# THE PROBLEM:
Which lines hold the word "Dios"? Show each of them.

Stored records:
╭──

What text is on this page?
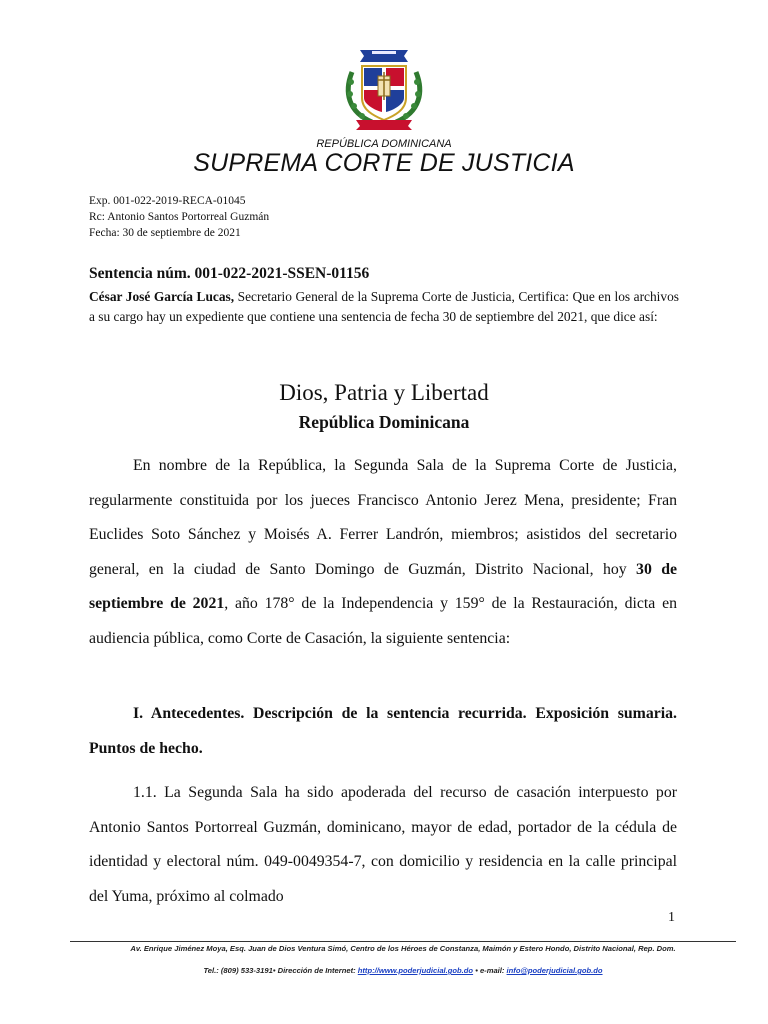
REPÚBLICA DOMINICANA
SUPREMA CORTE DE JUSTICIA
Exp. 001-022-2019-RECA-01045
Rc: Antonio Santos Portorreal Guzmán
Fecha: 30 de septiembre de 2021
Sentencia núm. 001-022-2021-SSEN-01156
César José García Lucas, Secretario General de la Suprema Corte de Justicia, Certifica: Que en los archivos a su cargo hay un expediente que contiene una sentencia de fecha 30 de septiembre del 2021, que dice así:
Dios, Patria y Libertad
República Dominicana

En nombre de la República, la Segunda Sala de la Suprema Corte de Justicia, regularmente constituida por los jueces Francisco Antonio Jerez Mena, presidente; Fran Euclides Soto Sánchez y Moisés A. Ferrer Landrón, miembros; asistidos del secretario general, en la ciudad de Santo Domingo de Guzmán, Distrito Nacional, hoy 30 de septiembre de 2021, año 178° de la Independencia y 159° de la Restauración, dicta en audiencia pública, como Corte de Casación, la siguiente sentencia:

I. Antecedentes. Descripción de la sentencia recurrida. Exposición sumaria. Puntos de hecho.

1.1. La Segunda Sala ha sido apoderada del recurso de casación interpuesto por Antonio Santos Portorreal Guzmán, dominicano, mayor de edad, portador de la cédula de identidad y electoral núm. 049-0049354-7, con domicilio y residencia en la calle principal del Yuma, próximo al colmado

1
Av. Enrique Jiménez Moya, Esq. Juan de Dios Ventura Simó, Centro de los Héroes de Constanza, Maimón y Estero Hondo, Distrito Nacional, Rep. Dom.
Tel.: (809) 533-3191• Dirección de Internet: http://www.poderjudicial.gob.do • e-mail: info@poderjudicial.gob.do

╰──

# ANSWER TO THE TASK:
Dios, Patria y Libertad
Av. Enrique Jiménez Moya, Esq. Juan de Dios Ventura Simó, Centro de los Héroes de Constanza, Maimón y Estero Hondo, Distrito Nacional, Rep. Dom.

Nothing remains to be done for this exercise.